_Work required_
Pull out every line with the word "billion" from the entries below.

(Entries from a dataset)
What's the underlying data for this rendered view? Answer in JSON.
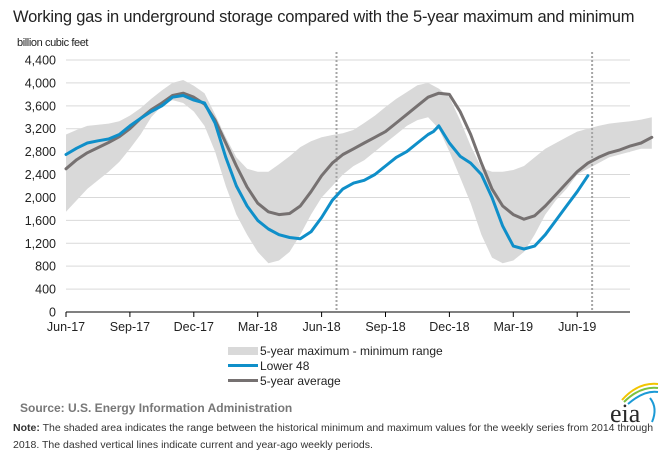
{
  "title": "Working gas in underground  storage compared with the 5-year maximum  and minimum",
  "unit_label": "billion cubic feet",
  "legend": {
    "range": "5-year maximum - minimum range",
    "lower48": "Lower 48",
    "avg": "5-year average"
  },
  "source": "Source:  U.S. Energy Information Administration",
  "note_label": "Note:",
  "note_text": " The shaded area indicates the range between the historical minimum and maximum values for the weekly series from 2014 through 2018. The dashed vertical lines indicate current and year-ago weekly periods.",
  "logo_text": "eia",
  "colors": {
    "range": "#d9d9d9",
    "lower48": "#0f8fc9",
    "avg": "#767171",
    "grid": "#d9d9d9"
  },
  "chart_data": {
    "type": "area",
    "title": "Working gas in underground storage compared with the 5-year maximum and minimum",
    "ylabel": "billion cubic feet",
    "xlabel": "",
    "ylim": [
      0,
      4400
    ],
    "yticks": [
      "0",
      "400",
      "800",
      "1,200",
      "1,600",
      "2,000",
      "2,400",
      "2,800",
      "3,200",
      "3,600",
      "4,000",
      "4,400"
    ],
    "ytick_values": [
      0,
      400,
      800,
      1200,
      1600,
      2000,
      2400,
      2800,
      3200,
      3600,
      4000,
      4400
    ],
    "xticks": [
      "Jun-17",
      "Sep-17",
      "Dec-17",
      "Mar-18",
      "Jun-18",
      "Sep-18",
      "Dec-18",
      "Mar-19",
      "Jun-19"
    ],
    "xtick_months": [
      0,
      3,
      6,
      9,
      12,
      15,
      18,
      21,
      24
    ],
    "xlim_months": [
      0,
      27.6
    ],
    "x_unit": "months since Jun-17",
    "grid": true,
    "legend_position": "bottom",
    "dashed_lines_months": [
      12.7,
      24.7
    ],
    "series": [
      {
        "name": "5-year maximum - minimum range",
        "kind": "band",
        "x": [
          0,
          0.5,
          1,
          1.5,
          2,
          2.5,
          3,
          3.5,
          4,
          4.5,
          5,
          5.5,
          6,
          6.5,
          7,
          7.5,
          8,
          8.5,
          9,
          9.5,
          10,
          10.5,
          11,
          11.5,
          12,
          12.5,
          13,
          13.5,
          14,
          14.5,
          15,
          15.5,
          16,
          16.5,
          17,
          17.5,
          18,
          18.5,
          19,
          19.5,
          20,
          20.5,
          21,
          21.5,
          22,
          22.5,
          23,
          23.5,
          24,
          24.5,
          25,
          25.5,
          26,
          26.5,
          27,
          27.5
        ],
        "max": [
          3100,
          3180,
          3250,
          3270,
          3290,
          3330,
          3430,
          3560,
          3720,
          3870,
          4000,
          4050,
          3950,
          3820,
          3450,
          3050,
          2700,
          2500,
          2450,
          2450,
          2580,
          2720,
          2880,
          2980,
          3050,
          3090,
          3120,
          3180,
          3300,
          3430,
          3580,
          3720,
          3840,
          3960,
          4000,
          3900,
          3750,
          3350,
          2900,
          2520,
          2450,
          2450,
          2480,
          2550,
          2700,
          2850,
          2950,
          3050,
          3150,
          3200,
          3250,
          3290,
          3310,
          3330,
          3360,
          3400
        ],
        "min": [
          1750,
          1950,
          2150,
          2300,
          2450,
          2620,
          2850,
          3100,
          3400,
          3600,
          3700,
          3650,
          3500,
          3250,
          2800,
          2200,
          1700,
          1350,
          1050,
          850,
          900,
          1050,
          1350,
          1700,
          2000,
          2200,
          2400,
          2550,
          2650,
          2800,
          2950,
          3100,
          3250,
          3350,
          3400,
          3200,
          2800,
          2350,
          1900,
          1350,
          950,
          850,
          900,
          1050,
          1350,
          1700,
          1950,
          2150,
          2400,
          2500,
          2600,
          2700,
          2750,
          2800,
          2850,
          2850
        ]
      },
      {
        "name": "Lower 48",
        "kind": "line",
        "x": [
          0,
          0.5,
          1,
          1.5,
          2,
          2.5,
          3,
          3.5,
          4,
          4.5,
          5,
          5.5,
          6,
          6.5,
          7,
          7.5,
          8,
          8.5,
          9,
          9.5,
          10,
          10.5,
          11,
          11.5,
          12,
          12.5,
          13,
          13.5,
          14,
          14.5,
          15,
          15.5,
          16,
          16.5,
          17,
          17.25,
          17.5,
          18,
          18.5,
          19,
          19.5,
          20,
          20.5,
          21,
          21.5,
          22,
          22.5,
          23,
          23.5,
          24,
          24.5
        ],
        "y": [
          2750,
          2860,
          2950,
          2990,
          3020,
          3100,
          3250,
          3380,
          3500,
          3600,
          3750,
          3780,
          3700,
          3650,
          3300,
          2700,
          2200,
          1850,
          1600,
          1450,
          1350,
          1300,
          1280,
          1400,
          1650,
          1950,
          2150,
          2250,
          2300,
          2400,
          2550,
          2700,
          2800,
          2950,
          3100,
          3150,
          3250,
          2950,
          2720,
          2600,
          2400,
          2000,
          1500,
          1150,
          1100,
          1150,
          1350,
          1600,
          1850,
          2100,
          2380
        ]
      },
      {
        "name": "5-year average",
        "kind": "line",
        "x": [
          0,
          0.5,
          1,
          1.5,
          2,
          2.5,
          3,
          3.5,
          4,
          4.5,
          5,
          5.5,
          6,
          6.5,
          7,
          7.5,
          8,
          8.5,
          9,
          9.5,
          10,
          10.5,
          11,
          11.5,
          12,
          12.5,
          13,
          13.5,
          14,
          14.5,
          15,
          15.5,
          16,
          16.5,
          17,
          17.5,
          18,
          18.5,
          19,
          19.5,
          20,
          20.5,
          21,
          21.5,
          22,
          22.5,
          23,
          23.5,
          24,
          24.5,
          25,
          25.5,
          26,
          26.5,
          27,
          27.5
        ],
        "y": [
          2500,
          2660,
          2780,
          2870,
          2960,
          3060,
          3200,
          3380,
          3530,
          3650,
          3780,
          3820,
          3750,
          3630,
          3350,
          2950,
          2550,
          2180,
          1900,
          1750,
          1700,
          1720,
          1850,
          2100,
          2380,
          2600,
          2750,
          2850,
          2950,
          3050,
          3150,
          3300,
          3450,
          3600,
          3750,
          3820,
          3800,
          3500,
          3100,
          2600,
          2150,
          1850,
          1700,
          1620,
          1680,
          1850,
          2050,
          2250,
          2450,
          2600,
          2700,
          2780,
          2830,
          2900,
          2950,
          3050
        ]
      }
    ]
  }
}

_Correct result_
  "unit_label": "billion cubic feet",
    "ylabel": "billion cubic feet",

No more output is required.